> [WHAT YOU ARE ASKED TO DO] The answer is a single number: how many lines hold the string "image".

> [DATA EXTRACT]
========

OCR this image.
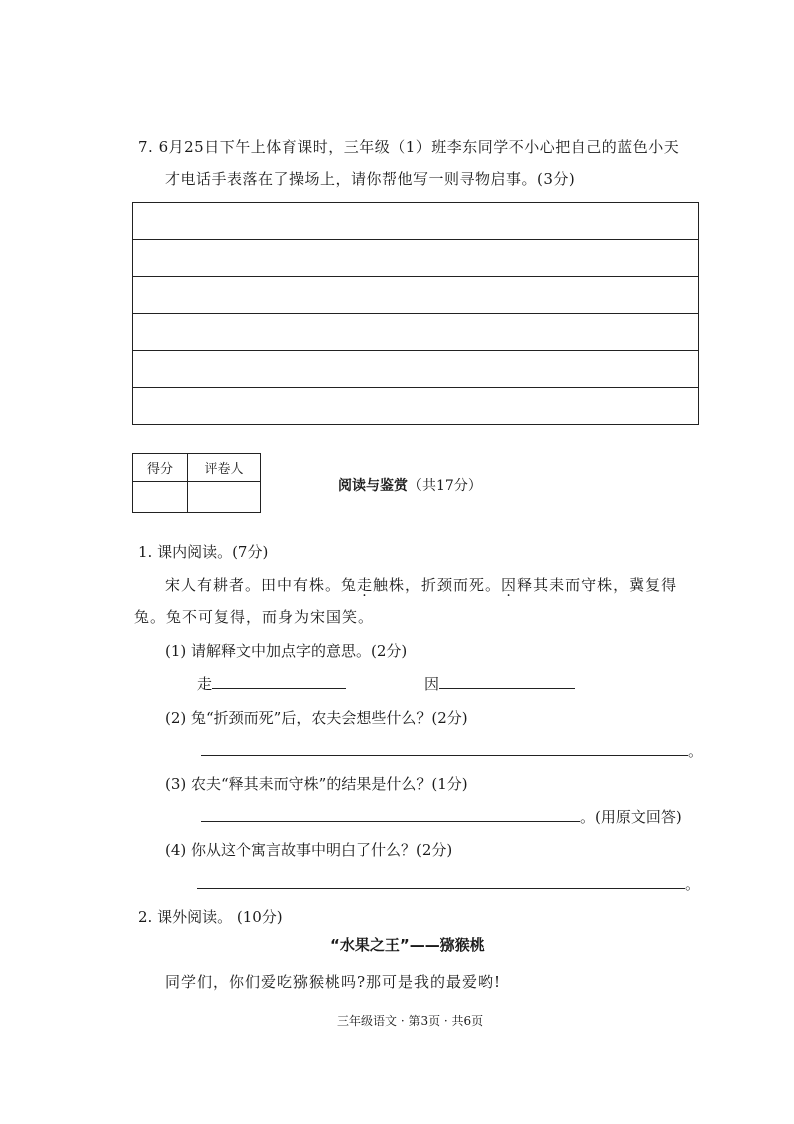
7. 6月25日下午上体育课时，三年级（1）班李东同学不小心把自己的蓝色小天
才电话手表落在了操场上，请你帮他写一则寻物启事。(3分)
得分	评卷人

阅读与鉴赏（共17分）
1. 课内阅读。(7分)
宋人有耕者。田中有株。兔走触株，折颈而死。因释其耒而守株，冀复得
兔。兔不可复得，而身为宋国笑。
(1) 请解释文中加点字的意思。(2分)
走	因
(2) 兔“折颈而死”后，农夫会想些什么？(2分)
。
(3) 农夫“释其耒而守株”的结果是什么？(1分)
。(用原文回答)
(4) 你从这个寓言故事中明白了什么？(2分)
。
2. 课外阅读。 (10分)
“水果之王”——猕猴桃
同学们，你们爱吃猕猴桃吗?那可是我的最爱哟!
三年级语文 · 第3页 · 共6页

========

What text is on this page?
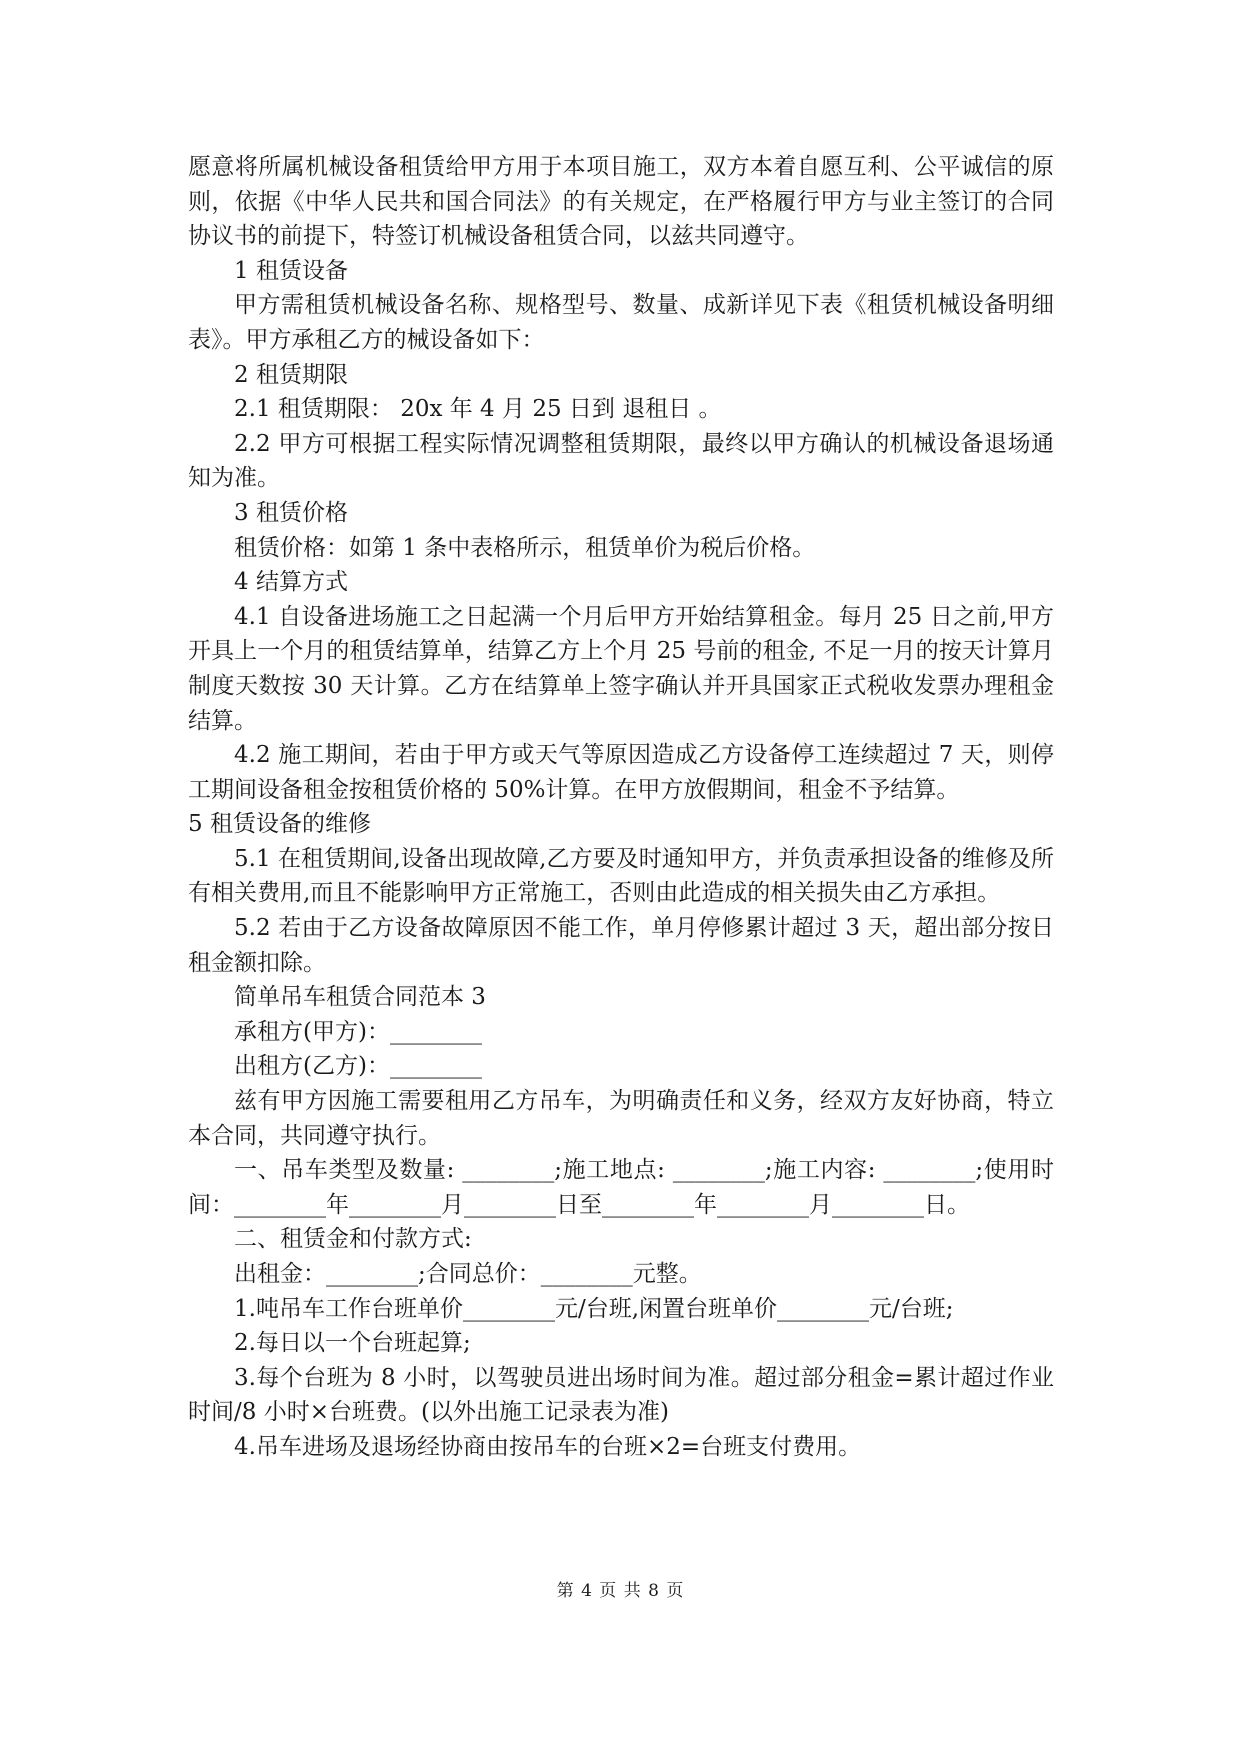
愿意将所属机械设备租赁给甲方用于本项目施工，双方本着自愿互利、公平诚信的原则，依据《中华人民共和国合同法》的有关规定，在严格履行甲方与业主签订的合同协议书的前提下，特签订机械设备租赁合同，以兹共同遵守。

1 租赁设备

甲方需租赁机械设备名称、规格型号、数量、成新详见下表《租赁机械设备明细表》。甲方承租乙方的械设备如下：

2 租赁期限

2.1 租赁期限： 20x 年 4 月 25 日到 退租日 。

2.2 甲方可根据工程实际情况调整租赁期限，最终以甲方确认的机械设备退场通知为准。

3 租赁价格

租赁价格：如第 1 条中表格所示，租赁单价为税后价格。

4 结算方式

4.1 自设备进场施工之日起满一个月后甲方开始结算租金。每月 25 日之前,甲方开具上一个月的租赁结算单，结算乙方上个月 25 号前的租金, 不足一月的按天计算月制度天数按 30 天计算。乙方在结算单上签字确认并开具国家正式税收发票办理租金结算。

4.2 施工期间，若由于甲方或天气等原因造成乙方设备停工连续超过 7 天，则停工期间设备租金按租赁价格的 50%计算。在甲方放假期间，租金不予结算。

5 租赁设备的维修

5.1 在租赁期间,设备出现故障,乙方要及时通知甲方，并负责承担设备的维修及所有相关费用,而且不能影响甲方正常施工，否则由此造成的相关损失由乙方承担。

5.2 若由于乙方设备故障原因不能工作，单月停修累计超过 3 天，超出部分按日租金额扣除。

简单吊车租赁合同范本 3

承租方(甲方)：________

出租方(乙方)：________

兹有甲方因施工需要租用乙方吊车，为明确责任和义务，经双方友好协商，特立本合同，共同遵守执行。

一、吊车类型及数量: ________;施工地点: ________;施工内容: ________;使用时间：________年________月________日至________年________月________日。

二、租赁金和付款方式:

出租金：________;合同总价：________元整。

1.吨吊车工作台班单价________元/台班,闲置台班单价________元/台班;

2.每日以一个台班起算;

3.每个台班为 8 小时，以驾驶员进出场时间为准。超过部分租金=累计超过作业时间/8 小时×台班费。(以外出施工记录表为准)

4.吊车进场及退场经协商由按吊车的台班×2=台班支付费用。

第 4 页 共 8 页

========

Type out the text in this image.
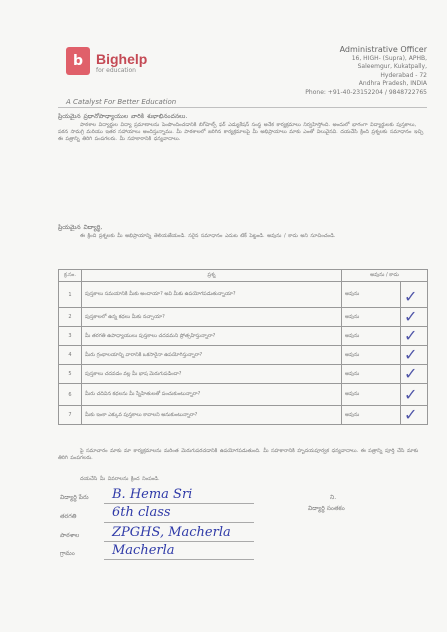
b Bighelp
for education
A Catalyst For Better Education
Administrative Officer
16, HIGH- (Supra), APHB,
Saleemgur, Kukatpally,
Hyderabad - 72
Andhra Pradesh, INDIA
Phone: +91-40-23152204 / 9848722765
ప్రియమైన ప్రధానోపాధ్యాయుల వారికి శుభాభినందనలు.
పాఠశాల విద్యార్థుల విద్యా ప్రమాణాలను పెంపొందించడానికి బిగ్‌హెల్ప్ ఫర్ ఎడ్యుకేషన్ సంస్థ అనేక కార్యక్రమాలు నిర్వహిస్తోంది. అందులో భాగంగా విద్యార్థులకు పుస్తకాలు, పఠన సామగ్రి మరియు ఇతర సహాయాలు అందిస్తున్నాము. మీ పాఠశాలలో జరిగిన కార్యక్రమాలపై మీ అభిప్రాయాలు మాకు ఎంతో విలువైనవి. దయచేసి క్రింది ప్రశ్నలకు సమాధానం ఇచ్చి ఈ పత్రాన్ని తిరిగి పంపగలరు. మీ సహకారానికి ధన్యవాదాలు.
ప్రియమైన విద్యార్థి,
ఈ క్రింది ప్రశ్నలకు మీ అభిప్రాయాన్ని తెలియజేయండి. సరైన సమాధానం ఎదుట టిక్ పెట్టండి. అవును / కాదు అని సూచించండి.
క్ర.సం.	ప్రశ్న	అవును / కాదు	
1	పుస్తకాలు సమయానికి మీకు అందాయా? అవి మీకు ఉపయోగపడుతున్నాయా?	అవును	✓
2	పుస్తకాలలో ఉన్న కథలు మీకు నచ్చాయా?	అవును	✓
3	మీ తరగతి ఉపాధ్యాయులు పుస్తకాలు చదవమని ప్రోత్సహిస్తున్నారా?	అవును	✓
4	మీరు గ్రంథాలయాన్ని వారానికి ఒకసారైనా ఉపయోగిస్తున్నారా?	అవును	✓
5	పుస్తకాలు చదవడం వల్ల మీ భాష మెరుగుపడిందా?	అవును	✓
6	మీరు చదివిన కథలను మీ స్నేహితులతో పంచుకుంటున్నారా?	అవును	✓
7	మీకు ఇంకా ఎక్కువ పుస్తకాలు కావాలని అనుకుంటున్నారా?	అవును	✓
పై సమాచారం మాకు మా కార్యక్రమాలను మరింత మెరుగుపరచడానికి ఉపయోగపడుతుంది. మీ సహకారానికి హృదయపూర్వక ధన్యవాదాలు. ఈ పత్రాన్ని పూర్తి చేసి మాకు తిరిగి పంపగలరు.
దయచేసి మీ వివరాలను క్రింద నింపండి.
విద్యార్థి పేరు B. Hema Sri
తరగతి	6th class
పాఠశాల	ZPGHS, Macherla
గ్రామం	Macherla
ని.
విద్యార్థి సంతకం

========

> [CORRECT OUTPUT] 2